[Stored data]
# # #

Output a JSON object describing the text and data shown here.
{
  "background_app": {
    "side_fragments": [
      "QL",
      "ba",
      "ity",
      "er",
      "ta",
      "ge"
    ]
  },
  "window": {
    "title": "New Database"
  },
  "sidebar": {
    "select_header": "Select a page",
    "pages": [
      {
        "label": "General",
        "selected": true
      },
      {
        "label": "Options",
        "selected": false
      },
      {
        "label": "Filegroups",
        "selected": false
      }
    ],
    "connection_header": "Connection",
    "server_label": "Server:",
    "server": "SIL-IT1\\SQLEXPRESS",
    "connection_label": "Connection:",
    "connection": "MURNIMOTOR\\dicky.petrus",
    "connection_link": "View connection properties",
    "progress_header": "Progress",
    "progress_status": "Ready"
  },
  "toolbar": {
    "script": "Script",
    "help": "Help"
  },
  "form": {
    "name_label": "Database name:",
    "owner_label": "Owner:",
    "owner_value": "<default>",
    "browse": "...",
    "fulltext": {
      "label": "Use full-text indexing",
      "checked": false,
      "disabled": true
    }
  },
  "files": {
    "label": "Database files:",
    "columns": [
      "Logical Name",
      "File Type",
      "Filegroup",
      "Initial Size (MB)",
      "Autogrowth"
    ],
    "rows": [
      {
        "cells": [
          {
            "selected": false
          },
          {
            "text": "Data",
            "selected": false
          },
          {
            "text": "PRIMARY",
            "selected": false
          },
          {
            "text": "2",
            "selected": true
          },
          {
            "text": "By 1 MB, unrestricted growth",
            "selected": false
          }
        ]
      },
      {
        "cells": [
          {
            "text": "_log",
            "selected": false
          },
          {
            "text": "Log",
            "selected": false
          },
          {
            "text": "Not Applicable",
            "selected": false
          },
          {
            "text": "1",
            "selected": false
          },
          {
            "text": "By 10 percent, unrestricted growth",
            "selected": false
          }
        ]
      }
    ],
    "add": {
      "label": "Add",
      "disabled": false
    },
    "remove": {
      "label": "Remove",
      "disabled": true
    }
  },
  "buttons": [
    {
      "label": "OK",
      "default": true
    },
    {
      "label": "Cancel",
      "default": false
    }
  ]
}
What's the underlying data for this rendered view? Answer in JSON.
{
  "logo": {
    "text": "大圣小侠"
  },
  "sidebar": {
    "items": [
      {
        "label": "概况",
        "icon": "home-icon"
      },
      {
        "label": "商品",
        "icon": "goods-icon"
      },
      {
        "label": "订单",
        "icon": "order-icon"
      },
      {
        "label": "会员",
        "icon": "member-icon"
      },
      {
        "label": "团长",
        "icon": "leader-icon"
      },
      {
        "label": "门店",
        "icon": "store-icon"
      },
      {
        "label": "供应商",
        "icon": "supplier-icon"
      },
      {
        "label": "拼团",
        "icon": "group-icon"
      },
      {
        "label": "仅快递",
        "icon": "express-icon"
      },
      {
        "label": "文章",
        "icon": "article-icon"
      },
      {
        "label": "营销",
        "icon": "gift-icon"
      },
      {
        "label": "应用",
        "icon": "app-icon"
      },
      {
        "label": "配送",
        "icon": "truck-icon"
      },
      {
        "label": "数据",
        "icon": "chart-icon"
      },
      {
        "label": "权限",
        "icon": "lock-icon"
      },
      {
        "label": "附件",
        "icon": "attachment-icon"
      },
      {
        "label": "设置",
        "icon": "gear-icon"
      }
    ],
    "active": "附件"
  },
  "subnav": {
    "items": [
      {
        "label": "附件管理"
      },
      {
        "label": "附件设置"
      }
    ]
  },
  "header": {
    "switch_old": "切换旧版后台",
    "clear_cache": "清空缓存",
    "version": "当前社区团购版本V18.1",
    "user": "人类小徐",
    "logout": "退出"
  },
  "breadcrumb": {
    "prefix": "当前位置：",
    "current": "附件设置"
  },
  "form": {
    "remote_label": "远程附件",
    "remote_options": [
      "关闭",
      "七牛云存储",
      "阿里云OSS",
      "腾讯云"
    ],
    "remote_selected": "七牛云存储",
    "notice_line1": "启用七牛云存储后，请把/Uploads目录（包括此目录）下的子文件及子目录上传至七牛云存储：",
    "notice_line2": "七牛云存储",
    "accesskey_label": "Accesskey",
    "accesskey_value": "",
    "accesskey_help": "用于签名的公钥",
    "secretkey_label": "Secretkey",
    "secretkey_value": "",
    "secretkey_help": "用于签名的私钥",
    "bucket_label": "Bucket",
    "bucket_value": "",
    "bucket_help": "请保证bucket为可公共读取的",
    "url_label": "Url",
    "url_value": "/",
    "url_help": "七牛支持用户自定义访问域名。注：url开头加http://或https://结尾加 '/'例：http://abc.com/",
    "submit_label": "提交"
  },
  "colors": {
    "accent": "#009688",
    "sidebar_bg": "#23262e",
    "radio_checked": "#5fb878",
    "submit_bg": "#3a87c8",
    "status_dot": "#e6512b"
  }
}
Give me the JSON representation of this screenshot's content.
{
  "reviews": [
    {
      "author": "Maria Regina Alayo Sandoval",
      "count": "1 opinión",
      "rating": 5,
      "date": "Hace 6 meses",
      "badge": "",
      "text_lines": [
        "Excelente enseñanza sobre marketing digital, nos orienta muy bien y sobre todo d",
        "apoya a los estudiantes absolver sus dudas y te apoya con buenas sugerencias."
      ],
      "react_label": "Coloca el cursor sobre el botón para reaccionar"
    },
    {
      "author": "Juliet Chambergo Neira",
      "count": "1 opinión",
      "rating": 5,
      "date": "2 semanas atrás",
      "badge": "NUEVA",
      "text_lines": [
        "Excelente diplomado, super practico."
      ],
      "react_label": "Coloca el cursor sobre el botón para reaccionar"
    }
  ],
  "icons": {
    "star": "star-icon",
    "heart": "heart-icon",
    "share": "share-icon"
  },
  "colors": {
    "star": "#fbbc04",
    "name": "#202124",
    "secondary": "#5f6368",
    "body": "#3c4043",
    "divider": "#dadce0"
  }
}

# # #

Write down every line of the data exactly as it appears above.

THE ANSWER:
Output a JSON object describing the text and data shown here.
{
  "background_app": {
    "side_fragments": [
      "QL",
      "ba",
      "ity",
      "er",
      "ta",
      "ge"
    ]
  },
  "window": {
    "title": "New Database"
  },
  "sidebar": {
    "select_header": "Select a page",
    "pages": [
      {
        "label": "General",
        "selected": true
      },
      {
        "label": "Options",
        "selected": false
      },
      {
        "label": "Filegroups",
        "selected": false
      }
    ],
    "connection_header": "Connection",
    "server_label": "Server:",
    "server": "SIL-IT1\\SQLEXPRESS",
    "connection_label": "Connection:",
    "connection": "MURNIMOTOR\\dicky.petrus",
    "connection_link": "View connection properties",
    "progress_header": "Progress",
    "progress_status": "Ready"
  },
  "toolbar": {
    "script": "Script",
    "help": "Help"
  },
  "form": {
    "name_label": "Database name:",
    "owner_label": "Owner:",
    "owner_value": "<default>",
    "browse": "...",
    "fulltext": {
      "label": "Use full-text indexing",
      "checked": false,
      "disabled": true
    }
  },
  "files": {
    "label": "Database files:",
    "columns": [
      "Logical Name",
      "File Type",
      "Filegroup",
      "Initial Size (MB)",
      "Autogrowth"
    ],
    "rows": [
      {
        "cells": [
          {
            "selected": false
          },
          {
            "text": "Data",
            "selected": false
          },
          {
            "text": "PRIMARY",
            "selected": false
          },
          {
            "text": "2",
            "selected": true
          },
          {
            "text": "By 1 MB, unrestricted growth",
            "selected": false
          }
        ]
      },
      {
        "cells": [
          {
            "text": "_log",
            "selected": false
          },
          {
            "text": "Log",
            "selected": false
          },
          {
            "text": "Not Applicable",
            "selected": false
          },
          {
            "text": "1",
            "selected": false
          },
          {
            "text": "By 10 percent, unrestricted growth",
            "selected": false
          }
        ]
      }
    ],
    "add": {
      "label": "Add",
      "disabled": false
    },
    "remove": {
      "label": "Remove",
      "disabled": true
    }
  },
  "buttons": [
    {
      "label": "OK",
      "default": true
    },
    {
      "label": "Cancel",
      "default": false
    }
  ]
}
What's the underlying data for this rendered view? Answer in JSON.
{
  "logo": {
    "text": "大圣小侠"
  },
  "sidebar": {
    "items": [
      {
        "label": "概况",
        "icon": "home-icon"
      },
      {
        "label": "商品",
        "icon": "goods-icon"
      },
      {
        "label": "订单",
        "icon": "order-icon"
      },
      {
        "label": "会员",
        "icon": "member-icon"
      },
      {
        "label": "团长",
        "icon": "leader-icon"
      },
      {
        "label": "门店",
        "icon": "store-icon"
      },
      {
        "label": "供应商",
        "icon": "supplier-icon"
      },
      {
        "label": "拼团",
        "icon": "group-icon"
      },
      {
        "label": "仅快递",
        "icon": "express-icon"
      },
      {
        "label": "文章",
        "icon": "article-icon"
      },
      {
        "label": "营销",
        "icon": "gift-icon"
      },
      {
        "label": "应用",
        "icon": "app-icon"
      },
      {
        "label": "配送",
        "icon": "truck-icon"
      },
      {
        "label": "数据",
        "icon": "chart-icon"
      },
      {
        "label": "权限",
        "icon": "lock-icon"
      },
      {
        "label": "附件",
        "icon": "attachment-icon"
      },
      {
        "label": "设置",
        "icon": "gear-icon"
      }
    ],
    "active": "附件"
  },
  "subnav": {
    "items": [
      {
        "label": "附件管理"
      },
      {
        "label": "附件设置"
      }
    ]
  },
  "header": {
    "switch_old": "切换旧版后台",
    "clear_cache": "清空缓存",
    "version": "当前社区团购版本V18.1",
    "user": "人类小徐",
    "logout": "退出"
  },
  "breadcrumb": {
    "prefix": "当前位置：",
    "current": "附件设置"
  },
  "form": {
    "remote_label": "远程附件",
    "remote_options": [
      "关闭",
      "七牛云存储",
      "阿里云OSS",
      "腾讯云"
    ],
    "remote_selected": "七牛云存储",
    "notice_line1": "启用七牛云存储后，请把/Uploads目录（包括此目录）下的子文件及子目录上传至七牛云存储：",
    "notice_line2": "七牛云存储",
    "accesskey_label": "Accesskey",
    "accesskey_value": "",
    "accesskey_help": "用于签名的公钥",
    "secretkey_label": "Secretkey",
    "secretkey_value": "",
    "secretkey_help": "用于签名的私钥",
    "bucket_label": "Bucket",
    "bucket_value": "",
    "bucket_help": "请保证bucket为可公共读取的",
    "url_label": "Url",
    "url_value": "/",
    "url_help": "七牛支持用户自定义访问域名。注：url开头加http://或https://结尾加 '/'例：http://abc.com/",
    "submit_label": "提交"
  },
  "colors": {
    "accent": "#009688",
    "sidebar_bg": "#23262e",
    "radio_checked": "#5fb878",
    "submit_bg": "#3a87c8",
    "status_dot": "#e6512b"
  }
}
Give me the JSON representation of this screenshot's content.
{
  "reviews": [
    {
      "author": "Maria Regina Alayo Sandoval",
      "count": "1 opinión",
      "rating": 5,
      "date": "Hace 6 meses",
      "badge": "",
      "text_lines": [
        "Excelente enseñanza sobre marketing digital, nos orienta muy bien y sobre todo d",
        "apoya a los estudiantes absolver sus dudas y te apoya con buenas sugerencias."
      ],
      "react_label": "Coloca el cursor sobre el botón para reaccionar"
    },
    {
      "author": "Juliet Chambergo Neira",
      "count": "1 opinión",
      "rating": 5,
      "date": "2 semanas atrás",
      "badge": "NUEVA",
      "text_lines": [
        "Excelente diplomado, super practico."
      ],
      "react_label": "Coloca el cursor sobre el botón para reaccionar"
    }
  ],
  "icons": {
    "star": "star-icon",
    "heart": "heart-icon",
    "share": "share-icon"
  },
  "colors": {
    "star": "#fbbc04",
    "name": "#202124",
    "secondary": "#5f6368",
    "body": "#3c4043",
    "divider": "#dadce0"
  }
}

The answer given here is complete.